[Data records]

----

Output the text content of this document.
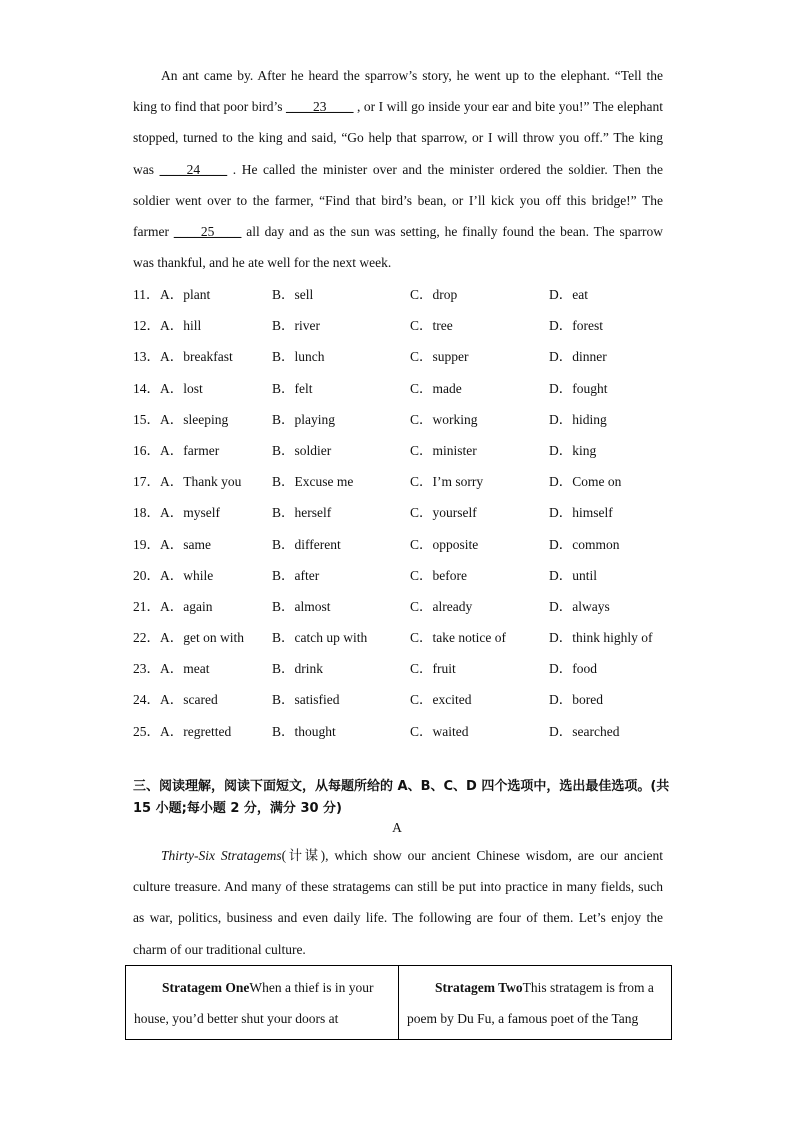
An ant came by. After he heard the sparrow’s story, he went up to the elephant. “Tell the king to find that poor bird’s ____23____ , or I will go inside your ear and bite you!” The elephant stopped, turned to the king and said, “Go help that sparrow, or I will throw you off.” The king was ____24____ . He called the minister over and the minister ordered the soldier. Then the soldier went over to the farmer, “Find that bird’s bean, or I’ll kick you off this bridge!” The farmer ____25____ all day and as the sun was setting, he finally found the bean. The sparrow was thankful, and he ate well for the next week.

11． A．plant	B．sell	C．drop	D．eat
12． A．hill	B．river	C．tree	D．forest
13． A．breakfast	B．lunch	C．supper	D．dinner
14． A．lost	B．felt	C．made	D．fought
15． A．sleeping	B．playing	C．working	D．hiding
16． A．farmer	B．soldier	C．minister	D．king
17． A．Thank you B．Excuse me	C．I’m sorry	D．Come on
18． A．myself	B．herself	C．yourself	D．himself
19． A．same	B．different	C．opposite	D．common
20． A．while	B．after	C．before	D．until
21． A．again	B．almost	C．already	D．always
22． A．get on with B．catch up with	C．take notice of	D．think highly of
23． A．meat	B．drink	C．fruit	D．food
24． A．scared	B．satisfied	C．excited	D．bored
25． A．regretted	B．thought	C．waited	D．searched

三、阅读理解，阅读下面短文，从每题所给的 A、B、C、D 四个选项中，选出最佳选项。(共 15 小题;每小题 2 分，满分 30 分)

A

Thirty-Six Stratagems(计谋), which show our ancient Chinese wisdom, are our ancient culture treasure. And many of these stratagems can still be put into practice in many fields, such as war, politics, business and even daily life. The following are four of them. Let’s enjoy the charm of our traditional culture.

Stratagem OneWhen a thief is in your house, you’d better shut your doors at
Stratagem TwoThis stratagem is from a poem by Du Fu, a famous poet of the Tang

----

What to do => Your task is to repeat the data above exactly while excluding the pictures.

Result of this exercise =>
Output the text content of this document.
An ant came by. After he heard the sparrow’s story, he went up to the elephant. “Tell the king to find that poor bird’s ____23____ , or I will go inside your ear and bite you!” The elephant stopped, turned to the king and said, “Go help that sparrow, or I will throw you off.” The king was ____24____ . He called the minister over and the minister ordered the soldier. Then the soldier went over to the farmer, “Find that bird’s bean, or I’ll kick you off this bridge!” The farmer ____25____ all day and as the sun was setting, he finally found the bean. The sparrow was thankful, and he ate well for the next week.

11． A．plant	B．sell	C．drop	D．eat
12． A．hill	B．river	C．tree	D．forest
13． A．breakfast	B．lunch	C．supper	D．dinner
14． A．lost	B．felt	C．made	D．fought
15． A．sleeping	B．playing	C．working	D．hiding
16． A．farmer	B．soldier	C．minister	D．king
17． A．Thank you B．Excuse me	C．I’m sorry	D．Come on
18． A．myself	B．herself	C．yourself	D．himself
19． A．same	B．different	C．opposite	D．common
20． A．while	B．after	C．before	D．until
21． A．again	B．almost	C．already	D．always
22． A．get on with B．catch up with	C．take notice of	D．think highly of
23． A．meat	B．drink	C．fruit	D．food
24． A．scared	B．satisfied	C．excited	D．bored
25． A．regretted	B．thought	C．waited	D．searched

三、阅读理解，阅读下面短文，从每题所给的 A、B、C、D 四个选项中，选出最佳选项。(共 15 小题;每小题 2 分，满分 30 分)

A

Thirty-Six Stratagems(计谋), which show our ancient Chinese wisdom, are our ancient culture treasure. And many of these stratagems can still be put into practice in many fields, such as war, politics, business and even daily life. The following are four of them. Let’s enjoy the charm of our traditional culture.

Stratagem OneWhen a thief is in your house, you’d better shut your doors at
Stratagem TwoThis stratagem is from a poem by Du Fu, a famous poet of the Tang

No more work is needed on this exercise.